* _AIM OF THE TASK_: Each line of the listing is to be copied exactly.

* _DATA_:
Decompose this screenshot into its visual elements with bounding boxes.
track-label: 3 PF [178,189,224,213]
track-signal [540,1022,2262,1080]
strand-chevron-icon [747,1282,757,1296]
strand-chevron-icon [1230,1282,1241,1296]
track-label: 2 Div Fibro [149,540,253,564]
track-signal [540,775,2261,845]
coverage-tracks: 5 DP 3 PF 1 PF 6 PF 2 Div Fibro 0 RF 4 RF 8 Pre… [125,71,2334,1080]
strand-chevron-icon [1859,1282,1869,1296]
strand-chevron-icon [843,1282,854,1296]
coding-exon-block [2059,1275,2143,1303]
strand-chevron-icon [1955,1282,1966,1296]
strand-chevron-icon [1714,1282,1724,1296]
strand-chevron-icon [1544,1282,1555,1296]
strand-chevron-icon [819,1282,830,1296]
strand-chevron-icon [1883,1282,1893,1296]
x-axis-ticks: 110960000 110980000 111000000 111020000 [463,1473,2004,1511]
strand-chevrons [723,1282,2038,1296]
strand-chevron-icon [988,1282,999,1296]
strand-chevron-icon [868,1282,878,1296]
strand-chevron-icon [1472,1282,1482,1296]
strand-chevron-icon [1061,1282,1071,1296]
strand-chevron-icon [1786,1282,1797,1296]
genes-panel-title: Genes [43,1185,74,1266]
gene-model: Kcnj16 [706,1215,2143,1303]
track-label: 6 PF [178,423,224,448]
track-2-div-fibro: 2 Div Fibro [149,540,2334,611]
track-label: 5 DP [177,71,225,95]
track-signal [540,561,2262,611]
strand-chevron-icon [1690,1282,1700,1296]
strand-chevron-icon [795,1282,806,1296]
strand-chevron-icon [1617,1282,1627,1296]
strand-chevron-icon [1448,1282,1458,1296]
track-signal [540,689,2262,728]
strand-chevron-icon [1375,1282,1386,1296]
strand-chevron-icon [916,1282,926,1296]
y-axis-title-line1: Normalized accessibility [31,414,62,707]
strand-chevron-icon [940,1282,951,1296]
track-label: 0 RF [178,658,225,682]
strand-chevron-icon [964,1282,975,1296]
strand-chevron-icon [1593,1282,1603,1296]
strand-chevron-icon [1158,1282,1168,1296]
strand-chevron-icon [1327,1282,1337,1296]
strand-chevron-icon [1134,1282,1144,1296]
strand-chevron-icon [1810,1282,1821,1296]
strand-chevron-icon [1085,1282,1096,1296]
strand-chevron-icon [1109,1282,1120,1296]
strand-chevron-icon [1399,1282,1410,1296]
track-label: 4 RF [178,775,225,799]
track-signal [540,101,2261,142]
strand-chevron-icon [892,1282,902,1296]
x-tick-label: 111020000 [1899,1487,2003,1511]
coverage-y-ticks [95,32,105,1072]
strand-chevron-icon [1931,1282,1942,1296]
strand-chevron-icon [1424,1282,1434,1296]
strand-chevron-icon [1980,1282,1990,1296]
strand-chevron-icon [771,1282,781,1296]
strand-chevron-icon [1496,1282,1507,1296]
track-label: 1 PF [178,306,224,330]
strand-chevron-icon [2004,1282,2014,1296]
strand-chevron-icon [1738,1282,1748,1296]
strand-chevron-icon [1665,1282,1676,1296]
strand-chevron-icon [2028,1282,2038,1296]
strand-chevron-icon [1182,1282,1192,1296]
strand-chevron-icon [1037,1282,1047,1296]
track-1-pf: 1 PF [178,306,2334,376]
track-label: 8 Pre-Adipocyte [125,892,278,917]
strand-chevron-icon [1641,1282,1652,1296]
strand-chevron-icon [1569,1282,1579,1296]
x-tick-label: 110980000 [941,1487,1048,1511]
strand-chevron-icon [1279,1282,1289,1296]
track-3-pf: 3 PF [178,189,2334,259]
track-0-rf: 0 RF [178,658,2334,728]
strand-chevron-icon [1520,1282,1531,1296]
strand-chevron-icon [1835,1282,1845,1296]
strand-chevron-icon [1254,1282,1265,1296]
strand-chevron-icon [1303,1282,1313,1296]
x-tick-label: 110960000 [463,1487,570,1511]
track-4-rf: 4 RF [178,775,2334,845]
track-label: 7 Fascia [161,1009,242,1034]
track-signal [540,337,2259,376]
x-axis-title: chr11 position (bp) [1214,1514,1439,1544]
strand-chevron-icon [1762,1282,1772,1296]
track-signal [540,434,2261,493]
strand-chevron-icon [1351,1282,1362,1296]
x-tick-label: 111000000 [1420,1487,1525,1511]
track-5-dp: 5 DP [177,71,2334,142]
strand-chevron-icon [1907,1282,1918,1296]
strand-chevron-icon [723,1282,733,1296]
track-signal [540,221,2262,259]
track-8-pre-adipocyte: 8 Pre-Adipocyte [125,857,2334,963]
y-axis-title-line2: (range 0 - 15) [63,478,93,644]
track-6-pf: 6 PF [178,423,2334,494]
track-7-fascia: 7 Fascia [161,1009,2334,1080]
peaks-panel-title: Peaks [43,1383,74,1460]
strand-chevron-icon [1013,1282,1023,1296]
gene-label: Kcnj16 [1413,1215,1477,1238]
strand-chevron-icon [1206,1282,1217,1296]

* _EXERCISE RESPONSE_:
Decompose this screenshot into its visual elements with bounding boxes.
track-label: 3 PF [178,189,224,213]
track-signal [540,1022,2262,1080]
strand-chevron-icon [747,1282,757,1296]
strand-chevron-icon [1230,1282,1241,1296]
track-label: 2 Div Fibro [149,540,253,564]
track-signal [540,775,2261,845]
coverage-tracks: 5 DP 3 PF 1 PF 6 PF 2 Div Fibro 0 RF 4 RF 8 Pre… [125,71,2334,1080]
strand-chevron-icon [1859,1282,1869,1296]
strand-chevron-icon [843,1282,854,1296]
coding-exon-block [2059,1275,2143,1303]
strand-chevron-icon [1955,1282,1966,1296]
strand-chevron-icon [1714,1282,1724,1296]
strand-chevron-icon [1544,1282,1555,1296]
strand-chevron-icon [819,1282,830,1296]
strand-chevron-icon [1883,1282,1893,1296]
x-axis-ticks: 110960000 110980000 111000000 111020000 [463,1473,2004,1511]
strand-chevrons [723,1282,2038,1296]
strand-chevron-icon [988,1282,999,1296]
strand-chevron-icon [868,1282,878,1296]
strand-chevron-icon [1472,1282,1482,1296]
strand-chevron-icon [1061,1282,1071,1296]
strand-chevron-icon [1786,1282,1797,1296]
genes-panel-title: Genes [43,1185,74,1266]
gene-model: Kcnj16 [706,1215,2143,1303]
track-label: 6 PF [178,423,224,448]
track-2-div-fibro: 2 Div Fibro [149,540,2334,611]
track-label: 5 DP [177,71,225,95]
track-signal [540,561,2262,611]
strand-chevron-icon [1690,1282,1700,1296]
strand-chevron-icon [795,1282,806,1296]
strand-chevron-icon [1617,1282,1627,1296]
strand-chevron-icon [1448,1282,1458,1296]
track-signal [540,689,2262,728]
strand-chevron-icon [1375,1282,1386,1296]
strand-chevron-icon [916,1282,926,1296]
y-axis-title-line1: Normalized accessibility [31,414,62,707]
strand-chevron-icon [940,1282,951,1296]
track-label: 0 RF [178,658,225,682]
strand-chevron-icon [964,1282,975,1296]
strand-chevron-icon [1593,1282,1603,1296]
strand-chevron-icon [1158,1282,1168,1296]
strand-chevron-icon [1327,1282,1337,1296]
strand-chevron-icon [1134,1282,1144,1296]
strand-chevron-icon [1810,1282,1821,1296]
strand-chevron-icon [1085,1282,1096,1296]
strand-chevron-icon [1109,1282,1120,1296]
strand-chevron-icon [1399,1282,1410,1296]
track-label: 4 RF [178,775,225,799]
track-signal [540,101,2261,142]
strand-chevron-icon [892,1282,902,1296]
x-tick-label: 111020000 [1899,1487,2003,1511]
coverage-y-ticks [95,32,105,1072]
strand-chevron-icon [1931,1282,1942,1296]
strand-chevron-icon [1424,1282,1434,1296]
strand-chevron-icon [1980,1282,1990,1296]
strand-chevron-icon [771,1282,781,1296]
strand-chevron-icon [1496,1282,1507,1296]
track-label: 1 PF [178,306,224,330]
strand-chevron-icon [2004,1282,2014,1296]
strand-chevron-icon [1738,1282,1748,1296]
strand-chevron-icon [1665,1282,1676,1296]
strand-chevron-icon [2028,1282,2038,1296]
strand-chevron-icon [1182,1282,1192,1296]
strand-chevron-icon [1037,1282,1047,1296]
track-1-pf: 1 PF [178,306,2334,376]
track-label: 8 Pre-Adipocyte [125,892,278,917]
strand-chevron-icon [1641,1282,1652,1296]
strand-chevron-icon [1569,1282,1579,1296]
x-tick-label: 110980000 [941,1487,1048,1511]
strand-chevron-icon [1279,1282,1289,1296]
track-3-pf: 3 PF [178,189,2334,259]
track-0-rf: 0 RF [178,658,2334,728]
strand-chevron-icon [1520,1282,1531,1296]
strand-chevron-icon [1835,1282,1845,1296]
strand-chevron-icon [1254,1282,1265,1296]
strand-chevron-icon [1303,1282,1313,1296]
x-tick-label: 110960000 [463,1487,570,1511]
track-4-rf: 4 RF [178,775,2334,845]
track-label: 7 Fascia [161,1009,242,1034]
track-signal [540,337,2259,376]
x-axis-title: chr11 position (bp) [1214,1514,1439,1544]
strand-chevron-icon [1762,1282,1772,1296]
track-signal [540,434,2261,493]
strand-chevron-icon [1351,1282,1362,1296]
x-tick-label: 111000000 [1420,1487,1525,1511]
track-5-dp: 5 DP [177,71,2334,142]
strand-chevron-icon [1907,1282,1918,1296]
strand-chevron-icon [723,1282,733,1296]
track-signal [540,221,2262,259]
track-8-pre-adipocyte: 8 Pre-Adipocyte [125,857,2334,963]
y-axis-title-line2: (range 0 - 15) [63,478,93,644]
track-6-pf: 6 PF [178,423,2334,494]
track-7-fascia: 7 Fascia [161,1009,2334,1080]
peaks-panel-title: Peaks [43,1383,74,1460]
strand-chevron-icon [1013,1282,1023,1296]
gene-label: Kcnj16 [1413,1215,1477,1238]
strand-chevron-icon [1206,1282,1217,1296]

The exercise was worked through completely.